### Document passage

While I agree that type hinting by its very own nature feels a bit bolted on, I vastly prefer going into code bases which include type hinting. I personally always add type hinting to the code I write, as I actually consider it quite useful.

In what ways do think it's painful?


I remember mypy being slow and buggy. I remember one mypy upgrade broke all our builds because they changed some type of resolution thing. IIRC after some outcry they backtracked and started providing some migration path.

The other thing which rubbed me the wrong way was that the python was happy to run the code with completely wrong type hints.

I guess I went into it with wrong expectations, even though it says right in the name - it's "type hints". The whole experience felt more like a formalized documentation with partially working optional verification (which can't really be relied upon).


I've also had a mixed experience with mypy. Take a look at using pyright for static type checking instead, it's worked quite well for me.

######
### Provided material

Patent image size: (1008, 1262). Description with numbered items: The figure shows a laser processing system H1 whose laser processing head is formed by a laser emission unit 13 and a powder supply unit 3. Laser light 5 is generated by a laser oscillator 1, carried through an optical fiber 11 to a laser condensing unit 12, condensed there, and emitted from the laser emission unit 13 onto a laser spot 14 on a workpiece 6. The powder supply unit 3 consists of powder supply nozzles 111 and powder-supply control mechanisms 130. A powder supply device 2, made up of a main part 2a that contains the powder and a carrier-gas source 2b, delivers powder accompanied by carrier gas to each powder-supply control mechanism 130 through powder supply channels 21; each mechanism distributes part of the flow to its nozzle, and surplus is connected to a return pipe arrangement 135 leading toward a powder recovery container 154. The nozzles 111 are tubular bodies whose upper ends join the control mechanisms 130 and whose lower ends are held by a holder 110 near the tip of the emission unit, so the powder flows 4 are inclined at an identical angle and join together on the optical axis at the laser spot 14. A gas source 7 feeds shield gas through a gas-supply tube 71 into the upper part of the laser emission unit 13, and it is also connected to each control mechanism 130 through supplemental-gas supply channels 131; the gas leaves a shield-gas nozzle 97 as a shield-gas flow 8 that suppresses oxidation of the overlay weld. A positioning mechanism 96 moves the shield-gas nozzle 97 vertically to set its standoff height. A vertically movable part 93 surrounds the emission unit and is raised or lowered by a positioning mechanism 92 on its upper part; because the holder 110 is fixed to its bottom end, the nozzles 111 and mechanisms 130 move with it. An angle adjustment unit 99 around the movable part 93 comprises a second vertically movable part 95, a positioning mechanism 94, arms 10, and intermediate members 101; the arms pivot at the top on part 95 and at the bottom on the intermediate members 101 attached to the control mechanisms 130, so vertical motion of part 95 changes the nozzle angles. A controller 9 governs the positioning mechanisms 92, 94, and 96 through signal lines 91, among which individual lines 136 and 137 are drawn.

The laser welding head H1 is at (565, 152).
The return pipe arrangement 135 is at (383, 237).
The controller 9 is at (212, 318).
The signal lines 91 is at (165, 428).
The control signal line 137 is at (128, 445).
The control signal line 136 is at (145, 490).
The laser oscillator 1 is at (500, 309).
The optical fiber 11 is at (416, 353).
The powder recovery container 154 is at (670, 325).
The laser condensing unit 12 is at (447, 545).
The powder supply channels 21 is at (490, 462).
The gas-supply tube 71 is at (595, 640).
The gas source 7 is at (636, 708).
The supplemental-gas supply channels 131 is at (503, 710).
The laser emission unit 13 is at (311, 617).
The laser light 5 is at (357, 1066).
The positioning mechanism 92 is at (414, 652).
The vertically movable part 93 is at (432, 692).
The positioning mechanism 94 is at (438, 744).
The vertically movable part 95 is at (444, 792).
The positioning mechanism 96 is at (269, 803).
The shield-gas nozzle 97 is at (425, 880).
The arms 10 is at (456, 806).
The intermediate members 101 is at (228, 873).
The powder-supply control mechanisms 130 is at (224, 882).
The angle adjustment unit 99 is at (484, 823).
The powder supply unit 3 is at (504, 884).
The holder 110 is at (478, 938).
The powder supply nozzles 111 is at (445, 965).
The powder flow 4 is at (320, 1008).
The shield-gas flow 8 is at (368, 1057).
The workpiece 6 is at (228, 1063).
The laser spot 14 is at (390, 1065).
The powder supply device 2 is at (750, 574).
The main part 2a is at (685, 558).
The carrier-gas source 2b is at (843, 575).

######

» List of tasks:
[1] From the type hinting thread above, give again everything from "While I agree" down to "be relied upon).".
[2] Answer these questions from the type hinting thread above:
(a) What does the first comment's writer always add to the code they write?
(b) According to the second comment, what broke all of that writer's builds?
(c) Which tool does the last comment suggest using for static type checking instead?

» Results of the tasks:
[1]
While I agree that type hinting by its very own nature feels a bit bolted on, I vastly prefer going into code bases which include type hinting. I personally always add type hinting to the code I write, as I actually consider it quite useful.

In what ways do think it's painful?


I remember mypy being slow and buggy. I remember one mypy upgrade broke all our builds because they changed some type of resolution thing. IIRC after some outcry they backtracked and started providing some migration path.

The other thing which rubbed me the wrong way was that the python was happy to run the code with completely wrong type hints.

I guess I went into it with wrong expectations, even though it says right in the name - it's "type hints". The whole experience felt more like a formalized documentation with partially working optional verification (which can't really be relied upon).

[2]
(a) Type hinting.
(b) A mypy upgrade that changed some type resolution thing.
(c) Pyright.